[Rows from a layout dataset]
begin

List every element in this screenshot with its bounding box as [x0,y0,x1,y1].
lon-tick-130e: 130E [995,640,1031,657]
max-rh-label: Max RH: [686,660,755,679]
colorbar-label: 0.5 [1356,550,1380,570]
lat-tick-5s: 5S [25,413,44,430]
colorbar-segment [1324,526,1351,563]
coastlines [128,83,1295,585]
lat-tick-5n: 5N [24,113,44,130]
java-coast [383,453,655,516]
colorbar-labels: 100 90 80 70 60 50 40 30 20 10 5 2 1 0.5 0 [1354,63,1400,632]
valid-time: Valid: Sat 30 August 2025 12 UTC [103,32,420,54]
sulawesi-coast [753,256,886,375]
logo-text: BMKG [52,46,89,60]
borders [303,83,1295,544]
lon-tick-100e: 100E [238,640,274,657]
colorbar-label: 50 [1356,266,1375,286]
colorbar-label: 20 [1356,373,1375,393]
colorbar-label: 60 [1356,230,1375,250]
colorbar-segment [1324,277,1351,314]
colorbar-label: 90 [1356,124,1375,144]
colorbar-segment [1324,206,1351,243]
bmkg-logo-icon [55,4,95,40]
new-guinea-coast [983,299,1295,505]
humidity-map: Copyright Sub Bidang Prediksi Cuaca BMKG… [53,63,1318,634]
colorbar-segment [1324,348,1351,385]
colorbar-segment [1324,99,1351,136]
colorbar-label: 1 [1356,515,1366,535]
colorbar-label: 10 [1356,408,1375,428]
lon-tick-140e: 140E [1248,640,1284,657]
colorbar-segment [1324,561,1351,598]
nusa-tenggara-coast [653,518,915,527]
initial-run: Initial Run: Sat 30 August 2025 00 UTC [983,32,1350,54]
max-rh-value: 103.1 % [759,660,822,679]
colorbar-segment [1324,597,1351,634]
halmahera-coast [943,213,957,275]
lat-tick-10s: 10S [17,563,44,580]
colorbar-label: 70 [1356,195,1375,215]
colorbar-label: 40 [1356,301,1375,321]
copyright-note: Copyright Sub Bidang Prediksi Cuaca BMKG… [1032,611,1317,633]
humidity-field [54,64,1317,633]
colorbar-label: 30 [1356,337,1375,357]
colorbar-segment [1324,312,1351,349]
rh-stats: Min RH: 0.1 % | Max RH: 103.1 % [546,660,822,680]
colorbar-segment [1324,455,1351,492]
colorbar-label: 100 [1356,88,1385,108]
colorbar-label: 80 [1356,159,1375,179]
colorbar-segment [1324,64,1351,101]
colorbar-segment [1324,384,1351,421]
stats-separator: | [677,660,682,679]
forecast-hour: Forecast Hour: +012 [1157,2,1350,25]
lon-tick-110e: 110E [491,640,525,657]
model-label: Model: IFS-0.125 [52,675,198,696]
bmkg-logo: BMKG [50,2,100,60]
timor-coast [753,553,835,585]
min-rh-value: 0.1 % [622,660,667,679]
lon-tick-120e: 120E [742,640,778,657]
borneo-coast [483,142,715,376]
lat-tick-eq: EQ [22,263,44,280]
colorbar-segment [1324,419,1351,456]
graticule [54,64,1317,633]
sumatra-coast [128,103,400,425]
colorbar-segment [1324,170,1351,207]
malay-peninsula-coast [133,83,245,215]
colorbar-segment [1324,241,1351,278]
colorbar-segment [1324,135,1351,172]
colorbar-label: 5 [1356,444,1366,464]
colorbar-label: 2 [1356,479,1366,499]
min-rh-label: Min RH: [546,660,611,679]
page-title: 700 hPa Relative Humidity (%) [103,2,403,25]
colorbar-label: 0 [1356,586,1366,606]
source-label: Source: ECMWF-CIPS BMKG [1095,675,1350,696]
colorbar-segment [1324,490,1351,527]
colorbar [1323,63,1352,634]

end

▶ **WHAT TO WORK ON**:
Give every line of the entries from the first one up to and including the line containing "lon-tick-100e: 100E [238,640,274,657]" as a Markdown table with the columns "Number" and "Text". Leave out blank lines.

▶ **RESULT OF THE EXERCISE**:
| Number | Text |
|---|---|
| 1 | List every element in this screenshot with its bounding box as [x0,y0,x1,y1]. |
| 2 | lon-tick-130e: 130E [995,640,1031,657] |
| 3 | max-rh-label: Max RH: [686,660,755,679] |
| 4 | colorbar-label: 0.5 [1356,550,1380,570] |
| 5 | lat-tick-5s: 5S [25,413,44,430] |
| 6 | colorbar-segment [1324,526,1351,563] |
| 7 | coastlines [128,83,1295,585] |
| 8 | lat-tick-5n: 5N [24,113,44,130] |
| 9 | java-coast [383,453,655,516] |
| 10 | colorbar-labels: 100 90 80 70 60 50 40 30 20 10 5 2 1 0.5 0 [1354,63,1400,632] |
| 11 | valid-time: Valid: Sat 30 August 2025 12 UTC [103,32,420,54] |
| 12 | sulawesi-coast [753,256,886,375] |
| 13 | logo-text: BMKG [52,46,89,60] |
| 14 | borders [303,83,1295,544] |
| 15 | lon-tick-100e: 100E [238,640,274,657] |